Each line below should be quoted exactly, please.

_ _ _ _ _ _ _

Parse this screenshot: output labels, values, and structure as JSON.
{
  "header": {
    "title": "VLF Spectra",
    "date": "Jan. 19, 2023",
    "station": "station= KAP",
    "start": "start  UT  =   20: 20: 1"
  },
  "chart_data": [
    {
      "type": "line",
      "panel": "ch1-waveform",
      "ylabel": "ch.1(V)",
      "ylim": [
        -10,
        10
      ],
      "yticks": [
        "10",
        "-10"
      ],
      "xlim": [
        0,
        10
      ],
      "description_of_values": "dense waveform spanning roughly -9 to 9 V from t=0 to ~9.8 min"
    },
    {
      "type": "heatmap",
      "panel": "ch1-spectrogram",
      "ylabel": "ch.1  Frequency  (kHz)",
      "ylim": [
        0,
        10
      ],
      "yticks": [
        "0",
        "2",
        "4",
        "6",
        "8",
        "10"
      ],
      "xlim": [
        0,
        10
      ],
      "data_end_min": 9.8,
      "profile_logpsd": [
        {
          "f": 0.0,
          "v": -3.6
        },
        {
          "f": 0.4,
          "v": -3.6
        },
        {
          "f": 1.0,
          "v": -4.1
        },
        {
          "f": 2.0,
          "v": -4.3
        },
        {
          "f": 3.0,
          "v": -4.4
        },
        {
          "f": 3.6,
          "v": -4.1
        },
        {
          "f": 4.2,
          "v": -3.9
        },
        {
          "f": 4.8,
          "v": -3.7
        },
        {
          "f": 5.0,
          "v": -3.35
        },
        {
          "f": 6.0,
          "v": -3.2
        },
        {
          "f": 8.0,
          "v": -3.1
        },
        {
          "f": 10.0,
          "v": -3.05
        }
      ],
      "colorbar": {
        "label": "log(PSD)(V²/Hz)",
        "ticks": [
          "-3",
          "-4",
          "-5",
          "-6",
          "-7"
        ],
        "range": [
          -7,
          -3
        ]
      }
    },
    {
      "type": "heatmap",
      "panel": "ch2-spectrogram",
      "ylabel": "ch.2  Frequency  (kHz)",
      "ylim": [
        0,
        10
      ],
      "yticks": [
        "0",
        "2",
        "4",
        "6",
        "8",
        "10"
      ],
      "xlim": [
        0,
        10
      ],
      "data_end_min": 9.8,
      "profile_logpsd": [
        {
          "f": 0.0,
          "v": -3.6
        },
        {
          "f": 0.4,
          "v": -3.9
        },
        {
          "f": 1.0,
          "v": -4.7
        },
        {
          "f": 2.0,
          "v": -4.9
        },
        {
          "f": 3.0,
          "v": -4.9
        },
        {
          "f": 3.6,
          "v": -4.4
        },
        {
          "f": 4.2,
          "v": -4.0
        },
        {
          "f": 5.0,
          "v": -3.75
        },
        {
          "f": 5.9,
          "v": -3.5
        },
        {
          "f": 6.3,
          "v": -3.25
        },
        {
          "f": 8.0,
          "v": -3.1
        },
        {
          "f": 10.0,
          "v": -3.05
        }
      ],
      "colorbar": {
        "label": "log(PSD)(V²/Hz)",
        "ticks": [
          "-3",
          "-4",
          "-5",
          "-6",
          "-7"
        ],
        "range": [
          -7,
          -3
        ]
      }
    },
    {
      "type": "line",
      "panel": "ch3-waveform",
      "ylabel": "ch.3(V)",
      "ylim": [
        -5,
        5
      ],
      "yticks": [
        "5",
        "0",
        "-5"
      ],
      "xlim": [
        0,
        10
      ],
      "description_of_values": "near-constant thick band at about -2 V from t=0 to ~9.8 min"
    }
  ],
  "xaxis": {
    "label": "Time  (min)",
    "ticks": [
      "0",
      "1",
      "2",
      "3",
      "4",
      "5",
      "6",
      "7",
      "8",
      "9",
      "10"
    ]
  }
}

_ _ _ _ _ _ _

#### Answer to the exercise
Parse this screenshot: output labels, values, and structure as JSON.
{
  "header": {
    "title": "VLF Spectra",
    "date": "Jan. 19, 2023",
    "station": "station= KAP",
    "start": "start  UT  =   20: 20: 1"
  },
  "chart_data": [
    {
      "type": "line",
      "panel": "ch1-waveform",
      "ylabel": "ch.1(V)",
      "ylim": [
        -10,
        10
      ],
      "yticks": [
        "10",
        "-10"
      ],
      "xlim": [
        0,
        10
      ],
      "description_of_values": "dense waveform spanning roughly -9 to 9 V from t=0 to ~9.8 min"
    },
    {
      "type": "heatmap",
      "panel": "ch1-spectrogram",
      "ylabel": "ch.1  Frequency  (kHz)",
      "ylim": [
        0,
        10
      ],
      "yticks": [
        "0",
        "2",
        "4",
        "6",
        "8",
        "10"
      ],
      "xlim": [
        0,
        10
      ],
      "data_end_min": 9.8,
      "profile_logpsd": [
        {
          "f": 0.0,
          "v": -3.6
        },
        {
          "f": 0.4,
          "v": -3.6
        },
        {
          "f": 1.0,
          "v": -4.1
        },
        {
          "f": 2.0,
          "v": -4.3
        },
        {
          "f": 3.0,
          "v": -4.4
        },
        {
          "f": 3.6,
          "v": -4.1
        },
        {
          "f": 4.2,
          "v": -3.9
        },
        {
          "f": 4.8,
          "v": -3.7
        },
        {
          "f": 5.0,
          "v": -3.35
        },
        {
          "f": 6.0,
          "v": -3.2
        },
        {
          "f": 8.0,
          "v": -3.1
        },
        {
          "f": 10.0,
          "v": -3.05
        }
      ],
      "colorbar": {
        "label": "log(PSD)(V²/Hz)",
        "ticks": [
          "-3",
          "-4",
          "-5",
          "-6",
          "-7"
        ],
        "range": [
          -7,
          -3
        ]
      }
    },
    {
      "type": "heatmap",
      "panel": "ch2-spectrogram",
      "ylabel": "ch.2  Frequency  (kHz)",
      "ylim": [
        0,
        10
      ],
      "yticks": [
        "0",
        "2",
        "4",
        "6",
        "8",
        "10"
      ],
      "xlim": [
        0,
        10
      ],
      "data_end_min": 9.8,
      "profile_logpsd": [
        {
          "f": 0.0,
          "v": -3.6
        },
        {
          "f": 0.4,
          "v": -3.9
        },
        {
          "f": 1.0,
          "v": -4.7
        },
        {
          "f": 2.0,
          "v": -4.9
        },
        {
          "f": 3.0,
          "v": -4.9
        },
        {
          "f": 3.6,
          "v": -4.4
        },
        {
          "f": 4.2,
          "v": -4.0
        },
        {
          "f": 5.0,
          "v": -3.75
        },
        {
          "f": 5.9,
          "v": -3.5
        },
        {
          "f": 6.3,
          "v": -3.25
        },
        {
          "f": 8.0,
          "v": -3.1
        },
        {
          "f": 10.0,
          "v": -3.05
        }
      ],
      "colorbar": {
        "label": "log(PSD)(V²/Hz)",
        "ticks": [
          "-3",
          "-4",
          "-5",
          "-6",
          "-7"
        ],
        "range": [
          -7,
          -3
        ]
      }
    },
    {
      "type": "line",
      "panel": "ch3-waveform",
      "ylabel": "ch.3(V)",
      "ylim": [
        -5,
        5
      ],
      "yticks": [
        "5",
        "0",
        "-5"
      ],
      "xlim": [
        0,
        10
      ],
      "description_of_values": "near-constant thick band at about -2 V from t=0 to ~9.8 min"
    }
  ],
  "xaxis": {
    "label": "Time  (min)",
    "ticks": [
      "0",
      "1",
      "2",
      "3",
      "4",
      "5",
      "6",
      "7",
      "8",
      "9",
      "10"
    ]
  }
}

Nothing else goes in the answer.